Written problem >>
Repeat each record below exactly, dropping the pictures.

The data >>

— Start —

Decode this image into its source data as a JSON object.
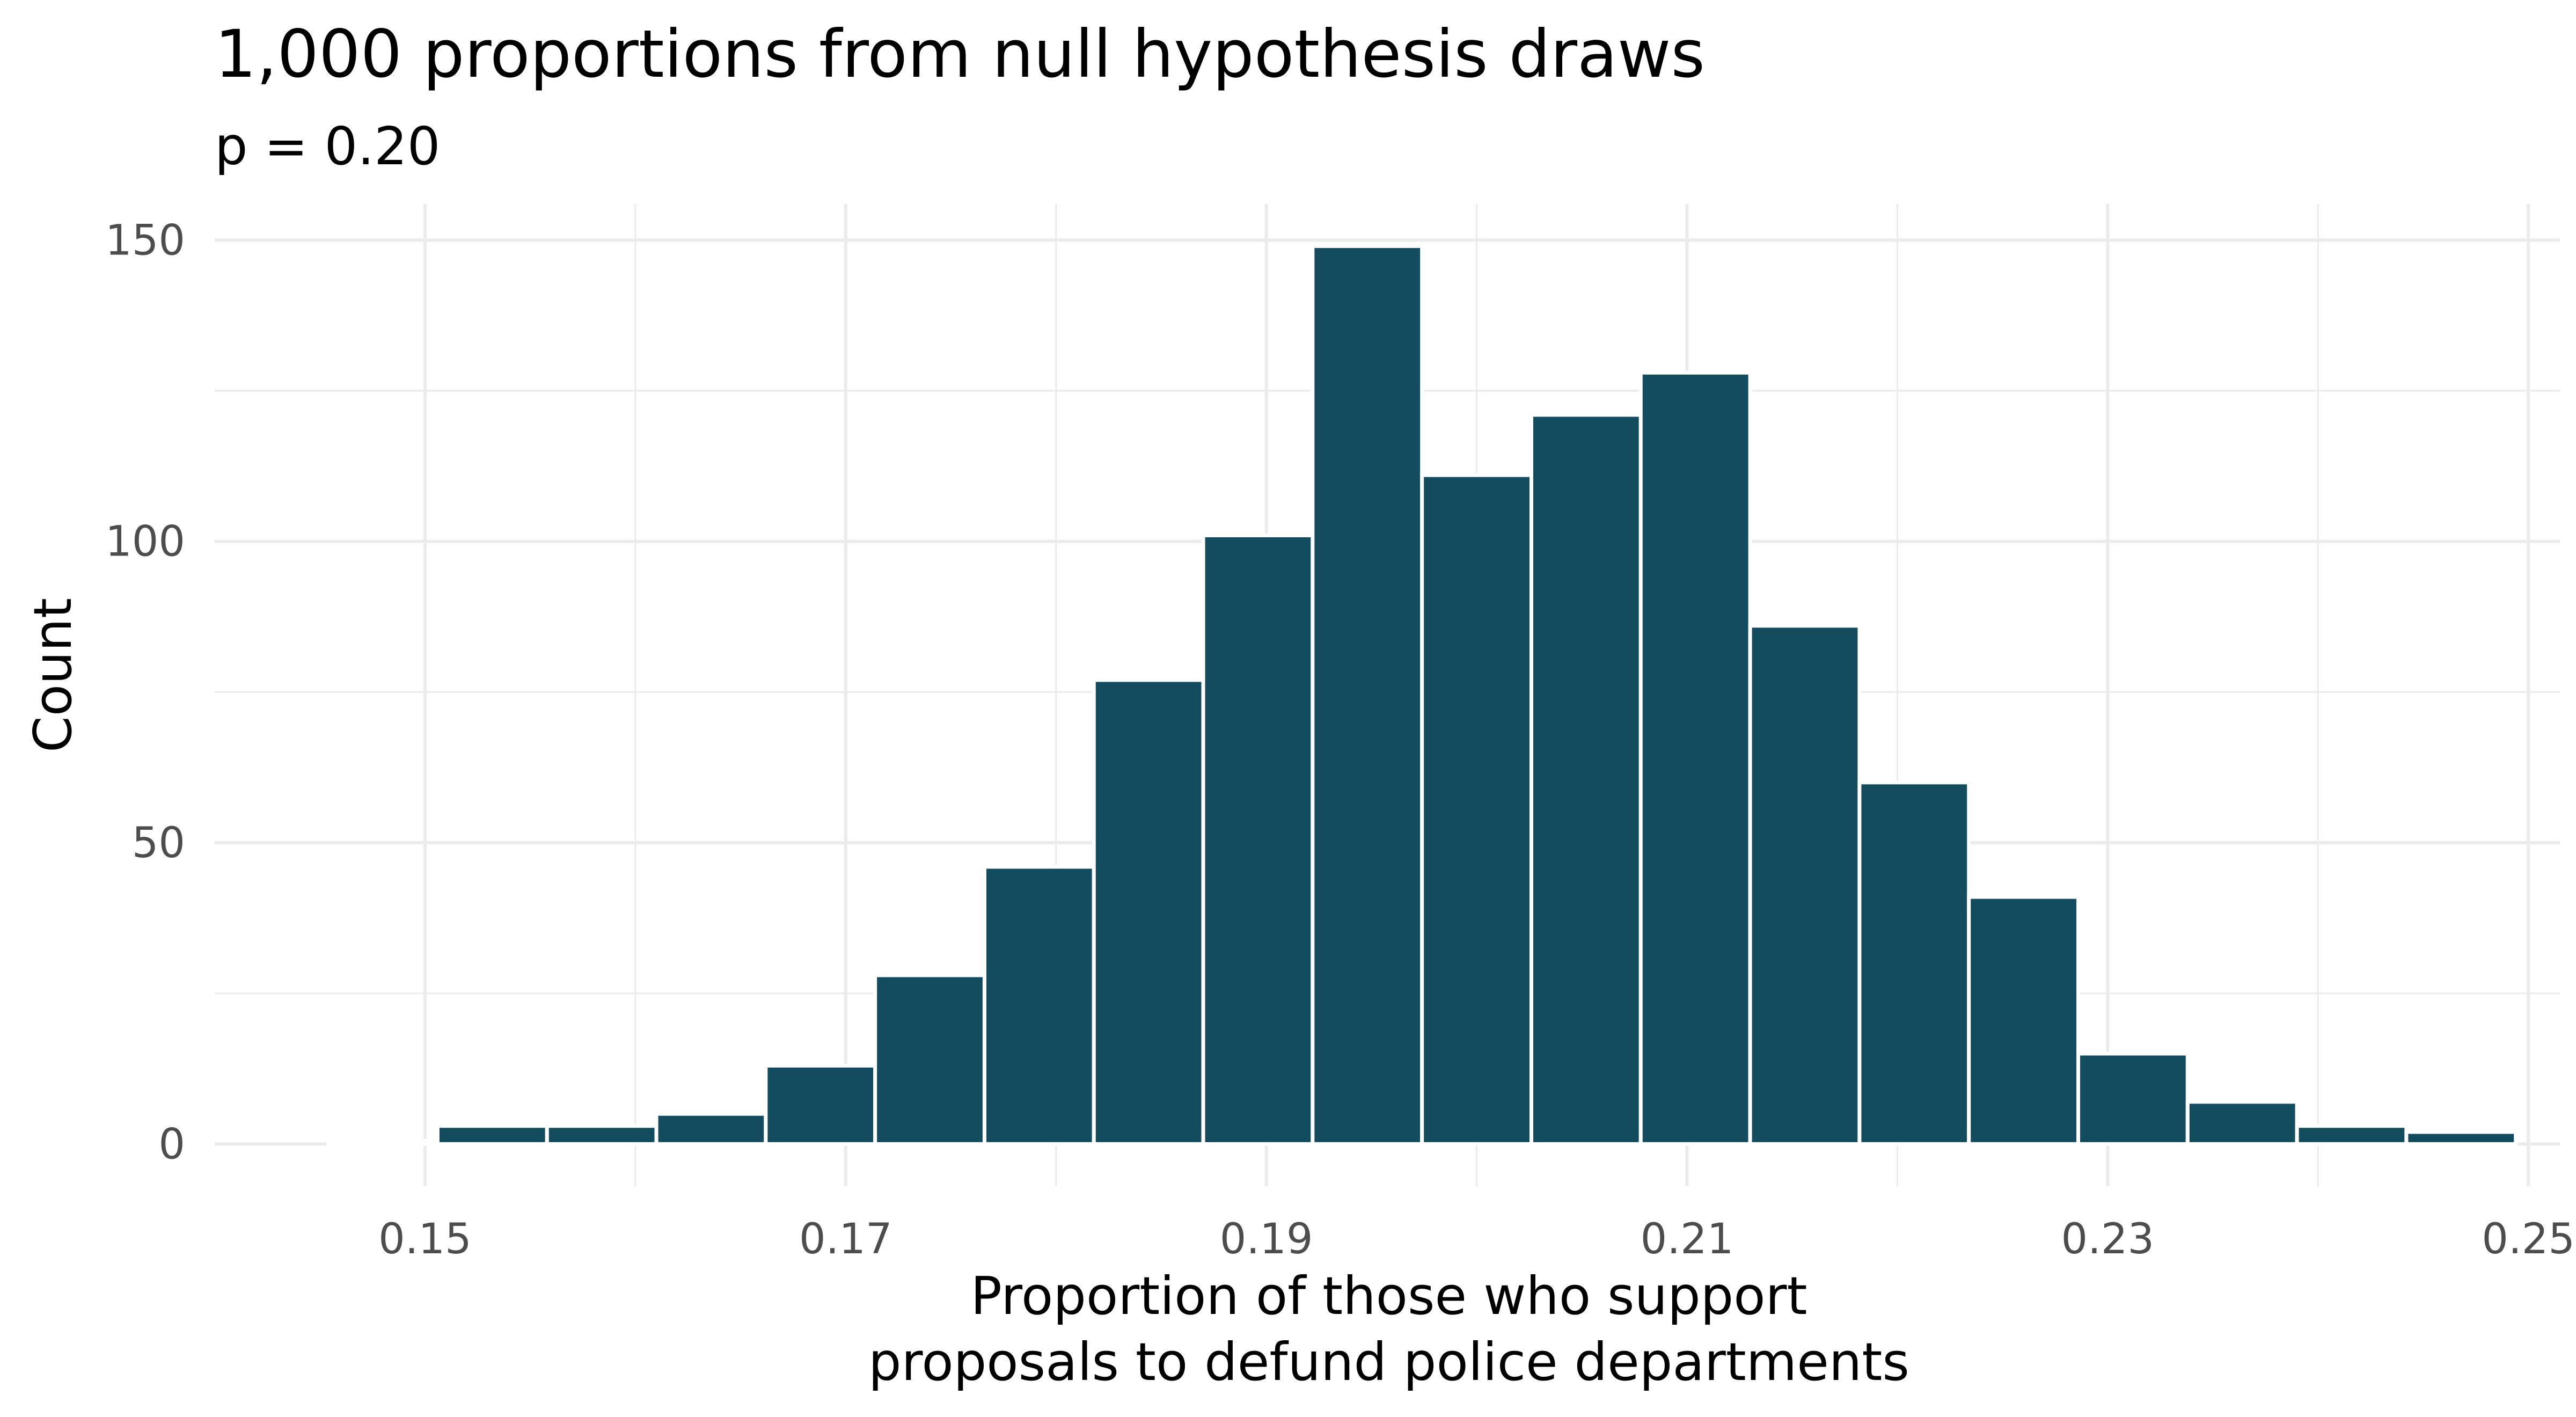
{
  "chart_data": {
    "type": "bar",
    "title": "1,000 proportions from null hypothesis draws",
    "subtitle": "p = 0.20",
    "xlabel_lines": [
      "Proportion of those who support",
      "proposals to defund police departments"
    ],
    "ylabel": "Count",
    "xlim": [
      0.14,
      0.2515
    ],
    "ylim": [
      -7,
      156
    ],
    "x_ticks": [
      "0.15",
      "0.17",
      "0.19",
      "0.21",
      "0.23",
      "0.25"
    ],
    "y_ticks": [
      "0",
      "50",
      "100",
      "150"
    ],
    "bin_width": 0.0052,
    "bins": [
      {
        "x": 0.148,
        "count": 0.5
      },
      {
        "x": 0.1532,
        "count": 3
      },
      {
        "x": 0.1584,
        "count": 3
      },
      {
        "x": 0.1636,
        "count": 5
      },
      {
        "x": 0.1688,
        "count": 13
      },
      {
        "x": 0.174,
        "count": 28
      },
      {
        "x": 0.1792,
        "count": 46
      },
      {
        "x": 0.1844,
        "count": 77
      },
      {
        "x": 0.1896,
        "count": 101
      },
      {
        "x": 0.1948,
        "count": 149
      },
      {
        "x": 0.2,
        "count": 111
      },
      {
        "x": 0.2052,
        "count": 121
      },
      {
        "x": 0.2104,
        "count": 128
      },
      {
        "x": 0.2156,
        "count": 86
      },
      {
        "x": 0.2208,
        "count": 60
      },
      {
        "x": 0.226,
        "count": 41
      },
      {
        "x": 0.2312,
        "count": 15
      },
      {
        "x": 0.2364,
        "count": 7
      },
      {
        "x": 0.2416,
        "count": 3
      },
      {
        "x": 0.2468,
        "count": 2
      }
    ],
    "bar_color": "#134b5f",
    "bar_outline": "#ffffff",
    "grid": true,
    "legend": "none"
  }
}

— End —

Result of this task >>
Decode this image into its source data as a JSON object.
{
  "chart_data": {
    "type": "bar",
    "title": "1,000 proportions from null hypothesis draws",
    "subtitle": "p = 0.20",
    "xlabel_lines": [
      "Proportion of those who support",
      "proposals to defund police departments"
    ],
    "ylabel": "Count",
    "xlim": [
      0.14,
      0.2515
    ],
    "ylim": [
      -7,
      156
    ],
    "x_ticks": [
      "0.15",
      "0.17",
      "0.19",
      "0.21",
      "0.23",
      "0.25"
    ],
    "y_ticks": [
      "0",
      "50",
      "100",
      "150"
    ],
    "bin_width": 0.0052,
    "bins": [
      {
        "x": 0.148,
        "count": 0.5
      },
      {
        "x": 0.1532,
        "count": 3
      },
      {
        "x": 0.1584,
        "count": 3
      },
      {
        "x": 0.1636,
        "count": 5
      },
      {
        "x": 0.1688,
        "count": 13
      },
      {
        "x": 0.174,
        "count": 28
      },
      {
        "x": 0.1792,
        "count": 46
      },
      {
        "x": 0.1844,
        "count": 77
      },
      {
        "x": 0.1896,
        "count": 101
      },
      {
        "x": 0.1948,
        "count": 149
      },
      {
        "x": 0.2,
        "count": 111
      },
      {
        "x": 0.2052,
        "count": 121
      },
      {
        "x": 0.2104,
        "count": 128
      },
      {
        "x": 0.2156,
        "count": 86
      },
      {
        "x": 0.2208,
        "count": 60
      },
      {
        "x": 0.226,
        "count": 41
      },
      {
        "x": 0.2312,
        "count": 15
      },
      {
        "x": 0.2364,
        "count": 7
      },
      {
        "x": 0.2416,
        "count": 3
      },
      {
        "x": 0.2468,
        "count": 2
      }
    ],
    "bar_color": "#134b5f",
    "bar_outline": "#ffffff",
    "grid": true,
    "legend": "none"
  }
}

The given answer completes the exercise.